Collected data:
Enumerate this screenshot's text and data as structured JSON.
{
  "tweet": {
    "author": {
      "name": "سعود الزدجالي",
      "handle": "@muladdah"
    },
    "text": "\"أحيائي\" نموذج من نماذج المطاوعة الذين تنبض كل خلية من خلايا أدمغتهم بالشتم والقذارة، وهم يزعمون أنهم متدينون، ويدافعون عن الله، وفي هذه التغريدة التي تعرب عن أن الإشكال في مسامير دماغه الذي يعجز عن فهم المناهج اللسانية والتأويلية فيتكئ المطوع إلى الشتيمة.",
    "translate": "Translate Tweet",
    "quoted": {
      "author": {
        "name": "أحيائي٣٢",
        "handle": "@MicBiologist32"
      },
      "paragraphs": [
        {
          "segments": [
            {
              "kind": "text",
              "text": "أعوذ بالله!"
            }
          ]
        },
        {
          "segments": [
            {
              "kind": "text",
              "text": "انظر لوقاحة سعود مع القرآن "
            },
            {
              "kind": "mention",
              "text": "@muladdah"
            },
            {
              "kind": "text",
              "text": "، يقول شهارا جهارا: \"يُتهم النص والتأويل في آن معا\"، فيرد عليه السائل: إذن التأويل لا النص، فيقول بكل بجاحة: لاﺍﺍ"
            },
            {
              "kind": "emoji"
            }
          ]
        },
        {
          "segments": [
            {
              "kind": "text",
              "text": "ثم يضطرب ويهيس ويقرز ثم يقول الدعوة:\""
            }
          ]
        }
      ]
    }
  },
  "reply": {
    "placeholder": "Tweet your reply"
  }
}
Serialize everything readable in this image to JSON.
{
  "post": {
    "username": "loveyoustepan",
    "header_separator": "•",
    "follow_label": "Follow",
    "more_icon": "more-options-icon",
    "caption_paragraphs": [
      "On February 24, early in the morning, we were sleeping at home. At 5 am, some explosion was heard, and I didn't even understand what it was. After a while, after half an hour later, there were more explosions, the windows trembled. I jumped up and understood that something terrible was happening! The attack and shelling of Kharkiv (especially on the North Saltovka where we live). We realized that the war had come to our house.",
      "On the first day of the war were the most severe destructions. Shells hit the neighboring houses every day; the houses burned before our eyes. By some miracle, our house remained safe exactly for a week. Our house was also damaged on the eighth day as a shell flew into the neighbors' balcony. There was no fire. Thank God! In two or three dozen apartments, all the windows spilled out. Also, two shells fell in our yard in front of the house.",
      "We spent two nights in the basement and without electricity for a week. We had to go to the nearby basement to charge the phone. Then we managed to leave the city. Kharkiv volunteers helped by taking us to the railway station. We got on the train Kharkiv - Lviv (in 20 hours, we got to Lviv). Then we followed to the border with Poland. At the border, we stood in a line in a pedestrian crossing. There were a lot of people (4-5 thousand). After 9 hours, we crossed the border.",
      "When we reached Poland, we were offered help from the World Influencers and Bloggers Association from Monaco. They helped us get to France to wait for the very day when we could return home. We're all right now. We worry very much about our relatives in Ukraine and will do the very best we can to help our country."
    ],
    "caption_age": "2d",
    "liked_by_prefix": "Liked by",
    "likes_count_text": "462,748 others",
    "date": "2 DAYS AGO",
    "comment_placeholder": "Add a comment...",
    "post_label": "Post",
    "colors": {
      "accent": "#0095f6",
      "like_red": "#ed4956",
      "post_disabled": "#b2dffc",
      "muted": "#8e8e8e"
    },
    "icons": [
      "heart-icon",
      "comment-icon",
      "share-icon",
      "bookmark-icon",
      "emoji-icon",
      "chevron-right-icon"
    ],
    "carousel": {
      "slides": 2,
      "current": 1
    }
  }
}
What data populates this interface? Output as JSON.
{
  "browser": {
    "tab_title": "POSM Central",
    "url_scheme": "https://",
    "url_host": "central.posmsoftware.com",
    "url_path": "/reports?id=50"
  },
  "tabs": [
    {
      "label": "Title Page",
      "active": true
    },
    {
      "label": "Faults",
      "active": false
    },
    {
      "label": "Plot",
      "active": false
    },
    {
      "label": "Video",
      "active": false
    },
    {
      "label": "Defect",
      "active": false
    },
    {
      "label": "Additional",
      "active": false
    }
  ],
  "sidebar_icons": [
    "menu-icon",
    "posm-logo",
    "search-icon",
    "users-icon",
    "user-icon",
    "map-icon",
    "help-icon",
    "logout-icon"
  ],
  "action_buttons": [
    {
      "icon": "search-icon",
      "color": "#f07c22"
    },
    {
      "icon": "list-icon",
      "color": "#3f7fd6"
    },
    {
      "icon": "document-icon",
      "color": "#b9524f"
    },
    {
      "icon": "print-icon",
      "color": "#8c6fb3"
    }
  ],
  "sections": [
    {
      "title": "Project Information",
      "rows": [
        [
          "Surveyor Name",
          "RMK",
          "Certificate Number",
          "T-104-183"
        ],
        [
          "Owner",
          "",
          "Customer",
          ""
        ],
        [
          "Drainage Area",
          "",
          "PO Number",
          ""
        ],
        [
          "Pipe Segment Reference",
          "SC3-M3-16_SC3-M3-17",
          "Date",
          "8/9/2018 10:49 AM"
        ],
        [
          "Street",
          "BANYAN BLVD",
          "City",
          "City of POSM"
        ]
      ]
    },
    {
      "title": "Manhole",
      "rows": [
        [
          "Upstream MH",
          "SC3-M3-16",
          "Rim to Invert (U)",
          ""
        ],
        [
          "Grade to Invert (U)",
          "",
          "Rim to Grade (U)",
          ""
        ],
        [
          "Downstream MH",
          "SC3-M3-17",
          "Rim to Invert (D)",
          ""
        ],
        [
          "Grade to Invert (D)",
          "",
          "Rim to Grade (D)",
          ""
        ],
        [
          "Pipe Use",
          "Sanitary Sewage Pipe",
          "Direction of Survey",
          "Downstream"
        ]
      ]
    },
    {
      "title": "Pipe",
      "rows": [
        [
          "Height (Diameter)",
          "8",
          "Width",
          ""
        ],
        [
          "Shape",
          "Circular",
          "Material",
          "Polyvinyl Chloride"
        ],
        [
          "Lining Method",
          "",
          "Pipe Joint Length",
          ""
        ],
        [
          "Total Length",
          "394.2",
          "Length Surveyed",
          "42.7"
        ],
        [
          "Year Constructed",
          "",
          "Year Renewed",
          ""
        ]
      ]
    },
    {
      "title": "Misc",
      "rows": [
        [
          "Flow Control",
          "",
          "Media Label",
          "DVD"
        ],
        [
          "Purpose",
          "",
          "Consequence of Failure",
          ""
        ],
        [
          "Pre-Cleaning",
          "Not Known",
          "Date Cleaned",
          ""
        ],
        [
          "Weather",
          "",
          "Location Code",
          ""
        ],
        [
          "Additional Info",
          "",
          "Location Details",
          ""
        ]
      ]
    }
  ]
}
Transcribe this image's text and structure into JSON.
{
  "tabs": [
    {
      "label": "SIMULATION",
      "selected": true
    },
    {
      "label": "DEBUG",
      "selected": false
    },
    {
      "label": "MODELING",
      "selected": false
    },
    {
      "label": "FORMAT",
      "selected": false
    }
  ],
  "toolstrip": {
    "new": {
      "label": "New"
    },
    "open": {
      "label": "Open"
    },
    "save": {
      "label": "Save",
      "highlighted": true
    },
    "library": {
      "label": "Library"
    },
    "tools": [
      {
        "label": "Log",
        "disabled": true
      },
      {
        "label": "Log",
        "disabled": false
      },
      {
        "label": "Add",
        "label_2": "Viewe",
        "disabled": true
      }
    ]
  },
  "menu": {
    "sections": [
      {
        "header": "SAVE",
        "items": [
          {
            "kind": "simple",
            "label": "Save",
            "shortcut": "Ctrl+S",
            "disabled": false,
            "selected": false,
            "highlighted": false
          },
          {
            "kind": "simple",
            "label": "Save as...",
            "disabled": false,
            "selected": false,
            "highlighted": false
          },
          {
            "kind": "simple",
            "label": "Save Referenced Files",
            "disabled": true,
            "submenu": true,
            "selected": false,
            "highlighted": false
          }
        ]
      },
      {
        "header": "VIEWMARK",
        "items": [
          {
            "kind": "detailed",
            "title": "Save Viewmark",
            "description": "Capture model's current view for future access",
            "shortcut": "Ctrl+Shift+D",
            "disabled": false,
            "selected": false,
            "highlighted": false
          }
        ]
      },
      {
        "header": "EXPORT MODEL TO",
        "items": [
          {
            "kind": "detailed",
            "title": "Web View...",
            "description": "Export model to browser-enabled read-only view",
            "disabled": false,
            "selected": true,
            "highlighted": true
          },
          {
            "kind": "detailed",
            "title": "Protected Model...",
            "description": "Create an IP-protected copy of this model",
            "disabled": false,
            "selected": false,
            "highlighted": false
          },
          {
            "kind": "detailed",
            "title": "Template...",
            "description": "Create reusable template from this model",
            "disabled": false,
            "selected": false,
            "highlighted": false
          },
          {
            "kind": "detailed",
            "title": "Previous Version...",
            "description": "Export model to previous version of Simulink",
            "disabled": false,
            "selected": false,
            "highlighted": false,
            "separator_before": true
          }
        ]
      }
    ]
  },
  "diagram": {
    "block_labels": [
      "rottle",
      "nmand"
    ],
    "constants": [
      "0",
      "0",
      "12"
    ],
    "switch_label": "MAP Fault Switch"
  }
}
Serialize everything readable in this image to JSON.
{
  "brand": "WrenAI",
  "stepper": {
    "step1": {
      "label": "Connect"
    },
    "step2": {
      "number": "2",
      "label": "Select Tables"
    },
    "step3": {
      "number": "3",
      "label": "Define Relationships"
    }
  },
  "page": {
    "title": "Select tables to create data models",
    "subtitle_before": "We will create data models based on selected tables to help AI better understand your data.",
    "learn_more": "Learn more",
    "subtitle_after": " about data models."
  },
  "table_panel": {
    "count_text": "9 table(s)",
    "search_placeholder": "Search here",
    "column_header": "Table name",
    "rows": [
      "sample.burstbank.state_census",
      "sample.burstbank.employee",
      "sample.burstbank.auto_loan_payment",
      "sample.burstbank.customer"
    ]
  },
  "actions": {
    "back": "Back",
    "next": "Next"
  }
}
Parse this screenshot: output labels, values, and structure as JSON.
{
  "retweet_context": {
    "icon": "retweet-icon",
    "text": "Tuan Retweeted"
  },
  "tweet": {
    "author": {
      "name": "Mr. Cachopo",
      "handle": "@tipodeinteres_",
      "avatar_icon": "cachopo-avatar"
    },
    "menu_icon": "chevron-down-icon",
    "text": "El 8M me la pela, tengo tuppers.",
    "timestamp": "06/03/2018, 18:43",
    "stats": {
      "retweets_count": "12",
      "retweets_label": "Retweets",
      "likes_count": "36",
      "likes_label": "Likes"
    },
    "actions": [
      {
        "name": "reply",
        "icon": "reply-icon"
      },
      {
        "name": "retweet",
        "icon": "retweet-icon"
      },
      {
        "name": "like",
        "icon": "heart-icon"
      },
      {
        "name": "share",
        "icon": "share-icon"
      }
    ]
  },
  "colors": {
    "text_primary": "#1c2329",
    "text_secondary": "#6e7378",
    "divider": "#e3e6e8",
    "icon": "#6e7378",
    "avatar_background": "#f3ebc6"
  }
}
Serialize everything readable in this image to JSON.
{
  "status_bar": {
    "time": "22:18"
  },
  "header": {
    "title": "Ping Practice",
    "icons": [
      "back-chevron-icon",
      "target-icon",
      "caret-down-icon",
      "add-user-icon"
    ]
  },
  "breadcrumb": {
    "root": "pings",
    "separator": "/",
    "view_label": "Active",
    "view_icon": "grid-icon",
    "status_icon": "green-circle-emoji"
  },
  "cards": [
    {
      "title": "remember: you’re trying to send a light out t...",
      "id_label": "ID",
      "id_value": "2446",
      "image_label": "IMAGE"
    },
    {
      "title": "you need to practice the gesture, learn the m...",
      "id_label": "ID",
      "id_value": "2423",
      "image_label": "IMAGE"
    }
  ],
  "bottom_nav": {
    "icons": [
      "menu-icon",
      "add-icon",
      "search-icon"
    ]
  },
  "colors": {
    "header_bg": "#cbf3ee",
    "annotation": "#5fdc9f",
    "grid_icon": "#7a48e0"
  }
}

Problem to work on ->
Where a line in the entries holds "about", copy that line.

Solution below ->
      "When we reached Poland, we were offered help from the World Influencers and Bloggers Association from Monaco. They helped us get to France to wait for the very day when we could return home. We're all right now. We worry very much about our relatives in Ukraine and will do the very best we can to help our country."
    "subtitle_after": " about data models."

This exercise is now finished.